**The data:**
################
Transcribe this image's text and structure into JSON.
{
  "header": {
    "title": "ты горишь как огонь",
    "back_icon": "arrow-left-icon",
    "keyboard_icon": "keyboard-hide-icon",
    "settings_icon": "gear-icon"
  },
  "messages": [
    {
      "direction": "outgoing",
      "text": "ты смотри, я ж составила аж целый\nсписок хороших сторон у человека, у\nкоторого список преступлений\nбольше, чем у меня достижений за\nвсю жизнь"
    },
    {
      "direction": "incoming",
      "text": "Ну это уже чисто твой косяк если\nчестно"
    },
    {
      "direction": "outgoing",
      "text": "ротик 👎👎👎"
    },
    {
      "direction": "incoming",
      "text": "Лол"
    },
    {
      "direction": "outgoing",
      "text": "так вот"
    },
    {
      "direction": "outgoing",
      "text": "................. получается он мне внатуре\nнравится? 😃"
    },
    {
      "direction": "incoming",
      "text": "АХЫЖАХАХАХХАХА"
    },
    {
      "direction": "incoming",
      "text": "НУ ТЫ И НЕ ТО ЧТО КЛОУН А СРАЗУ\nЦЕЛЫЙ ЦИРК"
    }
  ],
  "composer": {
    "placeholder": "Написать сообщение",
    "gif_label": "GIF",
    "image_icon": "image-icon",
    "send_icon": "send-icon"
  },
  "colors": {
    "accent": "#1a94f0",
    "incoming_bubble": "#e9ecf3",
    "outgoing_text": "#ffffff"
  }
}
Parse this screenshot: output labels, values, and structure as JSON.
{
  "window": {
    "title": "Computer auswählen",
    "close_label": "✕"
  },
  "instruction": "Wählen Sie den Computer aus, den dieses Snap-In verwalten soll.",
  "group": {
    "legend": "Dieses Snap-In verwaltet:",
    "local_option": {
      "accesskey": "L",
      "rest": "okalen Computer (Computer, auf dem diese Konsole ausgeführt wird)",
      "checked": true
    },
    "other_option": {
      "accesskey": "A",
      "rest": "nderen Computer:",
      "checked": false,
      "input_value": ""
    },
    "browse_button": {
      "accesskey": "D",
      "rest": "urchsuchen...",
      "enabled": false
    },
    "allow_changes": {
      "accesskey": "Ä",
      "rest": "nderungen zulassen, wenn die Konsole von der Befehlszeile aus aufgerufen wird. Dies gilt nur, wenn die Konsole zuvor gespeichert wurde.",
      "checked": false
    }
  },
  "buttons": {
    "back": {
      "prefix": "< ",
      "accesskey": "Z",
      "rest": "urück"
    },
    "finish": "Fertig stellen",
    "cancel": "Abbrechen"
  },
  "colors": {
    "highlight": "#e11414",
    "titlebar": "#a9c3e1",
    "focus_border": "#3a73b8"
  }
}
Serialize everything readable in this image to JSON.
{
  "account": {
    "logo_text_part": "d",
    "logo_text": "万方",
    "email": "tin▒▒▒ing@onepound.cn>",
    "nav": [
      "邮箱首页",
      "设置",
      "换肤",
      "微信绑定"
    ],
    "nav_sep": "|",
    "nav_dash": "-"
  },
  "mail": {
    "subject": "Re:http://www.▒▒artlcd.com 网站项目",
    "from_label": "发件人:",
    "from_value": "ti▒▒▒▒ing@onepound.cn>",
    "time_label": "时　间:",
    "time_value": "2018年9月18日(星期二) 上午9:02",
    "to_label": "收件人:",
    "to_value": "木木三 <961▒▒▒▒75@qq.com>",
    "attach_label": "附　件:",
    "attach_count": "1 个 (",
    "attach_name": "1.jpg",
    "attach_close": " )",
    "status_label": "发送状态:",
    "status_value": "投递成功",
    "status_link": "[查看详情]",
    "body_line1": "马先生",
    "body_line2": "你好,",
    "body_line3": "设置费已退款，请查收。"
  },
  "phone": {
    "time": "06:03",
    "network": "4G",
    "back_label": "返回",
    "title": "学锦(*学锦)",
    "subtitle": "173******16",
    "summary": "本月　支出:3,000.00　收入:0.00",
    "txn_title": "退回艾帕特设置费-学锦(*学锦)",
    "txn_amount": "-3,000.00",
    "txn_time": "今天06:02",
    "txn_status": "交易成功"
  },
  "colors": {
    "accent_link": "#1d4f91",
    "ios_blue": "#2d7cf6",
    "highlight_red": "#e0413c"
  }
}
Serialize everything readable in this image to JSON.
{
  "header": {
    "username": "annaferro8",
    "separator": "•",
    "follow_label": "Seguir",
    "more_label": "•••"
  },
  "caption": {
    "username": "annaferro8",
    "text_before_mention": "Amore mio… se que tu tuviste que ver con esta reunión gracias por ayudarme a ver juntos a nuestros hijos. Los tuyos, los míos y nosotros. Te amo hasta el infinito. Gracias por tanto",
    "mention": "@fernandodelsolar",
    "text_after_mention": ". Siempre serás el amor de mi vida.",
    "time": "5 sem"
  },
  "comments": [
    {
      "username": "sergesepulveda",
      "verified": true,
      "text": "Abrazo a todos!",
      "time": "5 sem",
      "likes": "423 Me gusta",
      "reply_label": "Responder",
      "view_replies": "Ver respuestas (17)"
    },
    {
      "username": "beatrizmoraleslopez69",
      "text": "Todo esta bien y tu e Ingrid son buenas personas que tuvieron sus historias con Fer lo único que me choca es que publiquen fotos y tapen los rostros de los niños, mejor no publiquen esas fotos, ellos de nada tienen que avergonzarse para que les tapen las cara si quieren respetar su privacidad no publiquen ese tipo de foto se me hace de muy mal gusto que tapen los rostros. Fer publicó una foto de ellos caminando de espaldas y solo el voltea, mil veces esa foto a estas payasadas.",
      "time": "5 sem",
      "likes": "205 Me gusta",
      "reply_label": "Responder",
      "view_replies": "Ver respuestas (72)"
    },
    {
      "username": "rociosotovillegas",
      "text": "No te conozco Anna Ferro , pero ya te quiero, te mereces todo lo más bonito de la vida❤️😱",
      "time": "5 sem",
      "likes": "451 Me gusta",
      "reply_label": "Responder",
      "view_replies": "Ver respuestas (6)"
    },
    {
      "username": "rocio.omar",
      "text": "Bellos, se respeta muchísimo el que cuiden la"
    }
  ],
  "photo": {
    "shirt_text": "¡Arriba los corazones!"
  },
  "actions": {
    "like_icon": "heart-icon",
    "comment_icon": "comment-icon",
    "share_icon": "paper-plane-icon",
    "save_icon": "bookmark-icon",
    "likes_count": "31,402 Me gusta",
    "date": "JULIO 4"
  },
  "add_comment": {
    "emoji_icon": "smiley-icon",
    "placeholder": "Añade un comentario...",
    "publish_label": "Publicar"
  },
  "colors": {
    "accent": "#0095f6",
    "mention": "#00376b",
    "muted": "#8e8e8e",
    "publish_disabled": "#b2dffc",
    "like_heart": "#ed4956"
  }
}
################
**Your task:**
Show the lines of the records that contain the word "accesskey".

**Written response:**
      "accesskey": "L",
      "accesskey": "A",
      "accesskey": "D",
      "accesskey": "Ä",
      "accesskey": "Z",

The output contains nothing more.